To do
Copy out all the lines exactly. Omit pictures.

Entries supplied
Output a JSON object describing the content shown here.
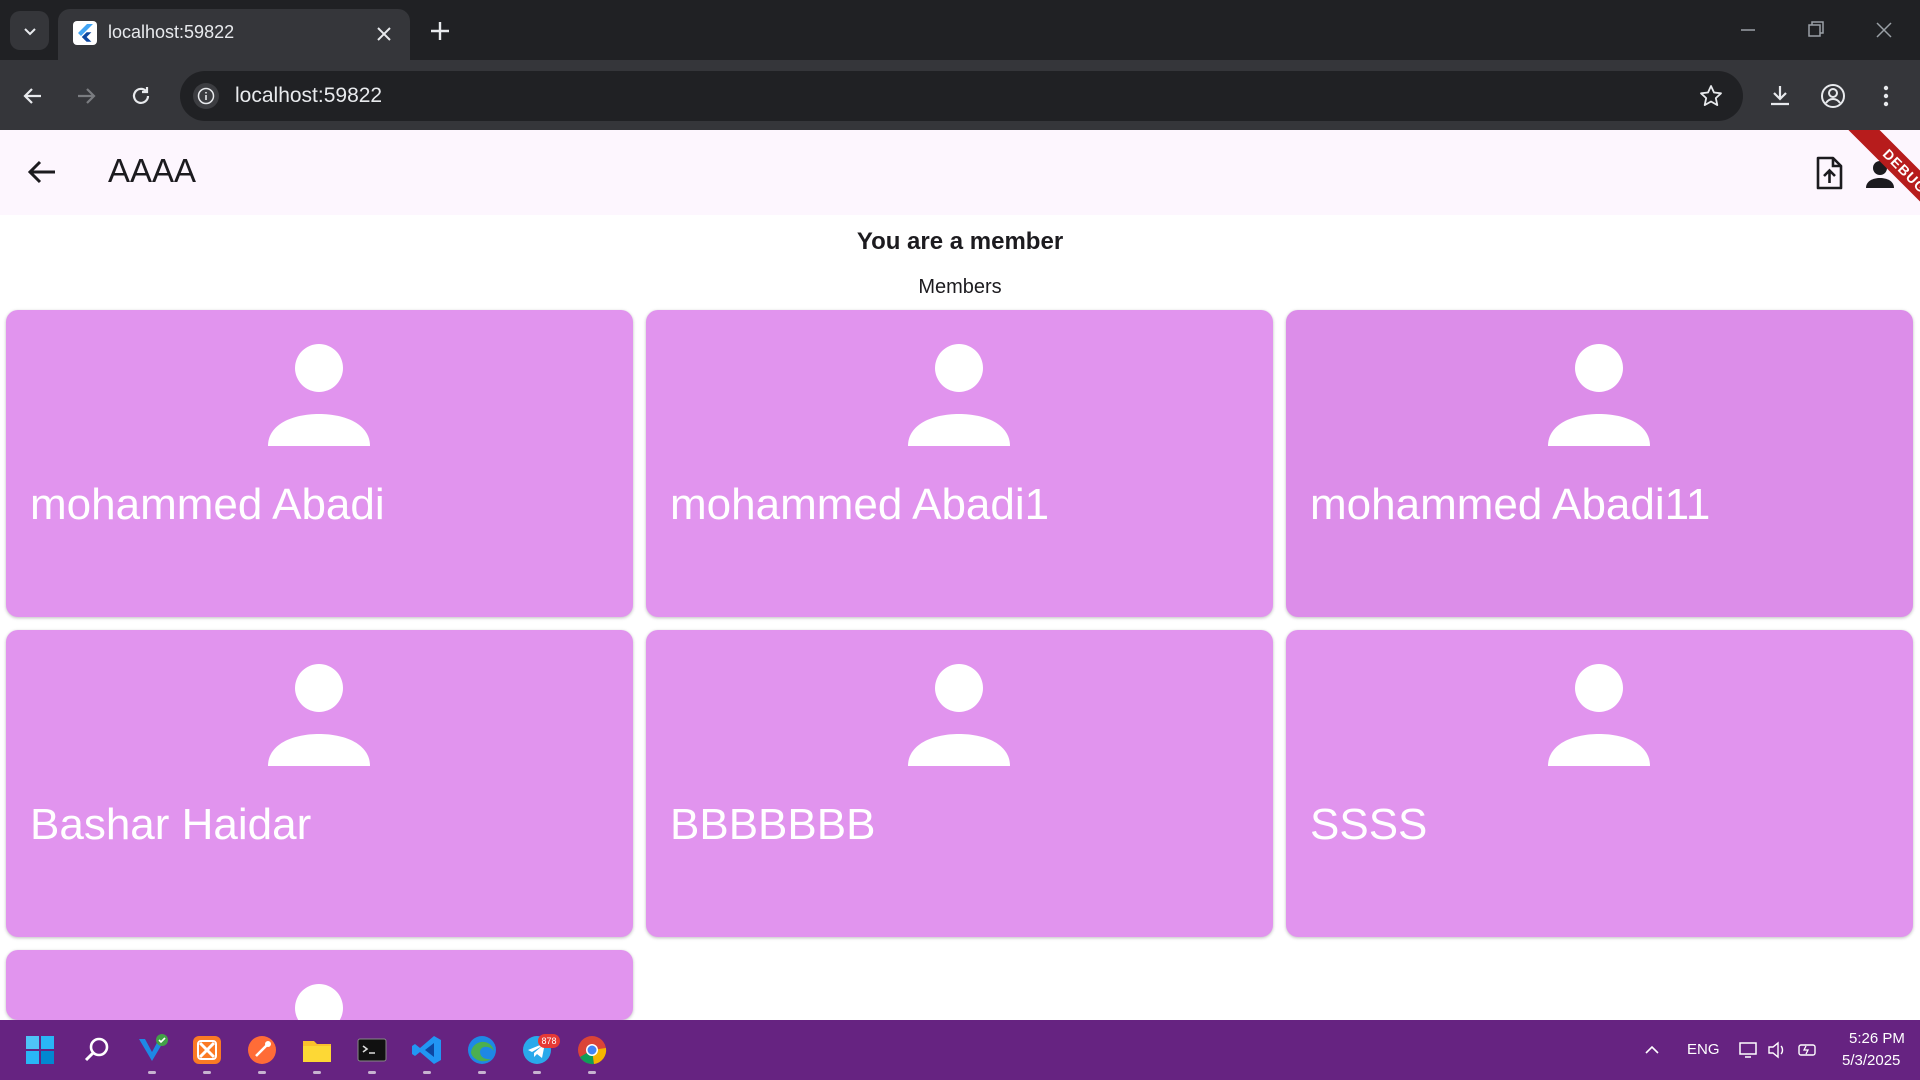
{
  "browser": {
    "tab_title": "localhost:59822",
    "url": "localhost:59822"
  },
  "app": {
    "title": "AAAA",
    "debug_banner": "DEBUG"
  },
  "status_text": "You are a member",
  "section_title": "Members",
  "members": [
    {
      "name": "mohammed Abadi"
    },
    {
      "name": "mohammed Abadi1"
    },
    {
      "name": "mohammed Abadi11"
    },
    {
      "name": "Bashar Haidar"
    },
    {
      "name": "BBBBBBB"
    },
    {
      "name": "SSSS"
    },
    {
      "name": ""
    }
  ],
  "taskbar": {
    "apps": [
      "windows-start",
      "search",
      "vs-code-insiders",
      "xampp",
      "postman",
      "file-explorer",
      "terminal",
      "vs-code",
      "edge",
      "telegram",
      "chrome"
    ],
    "telegram_badge": "878",
    "language": "ENG",
    "time": "5:26 PM",
    "date": "5/3/2025"
  },
  "colors": {
    "card": "#e194ee",
    "appbar": "#fdf6fe",
    "taskbar": "#662381",
    "chrome_dark": "#202124"
  }
}
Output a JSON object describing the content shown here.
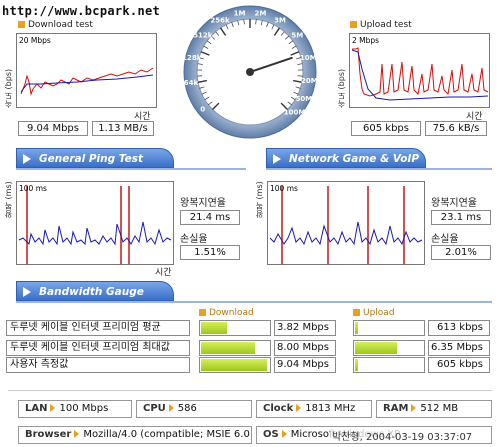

Result
Output a JSON object describing the content shown here.
{
  "browser": {
    "tab_title": "localhost:59822",
    "url": "localhost:59822"
  },
  "app": {
    "title": "AAAA",
    "debug_banner": "DEBUG"
  },
  "status_text": "You are a member",
  "section_title": "Members",
  "members": [
    {
      "name": "mohammed Abadi"
    },
    {
      "name": "mohammed Abadi1"
    },
    {
      "name": "mohammed Abadi11"
    },
    {
      "name": "Bashar Haidar"
    },
    {
      "name": "BBBBBBB"
    },
    {
      "name": "SSSS"
    },
    {
      "name": ""
    }
  ],
  "taskbar": {
    "apps": [
      "windows-start",
      "search",
      "vs-code-insiders",
      "xampp",
      "postman",
      "file-explorer",
      "terminal",
      "vs-code",
      "edge",
      "telegram",
      "chrome"
    ],
    "telegram_badge": "878",
    "language": "ENG",
    "time": "5:26 PM",
    "date": "5/3/2025"
  },
  "colors": {
    "card": "#e194ee",
    "appbar": "#fdf6fe",
    "taskbar": "#662381",
    "chrome_dark": "#202124"
  }
}
Output a JSON object describing the content shown here.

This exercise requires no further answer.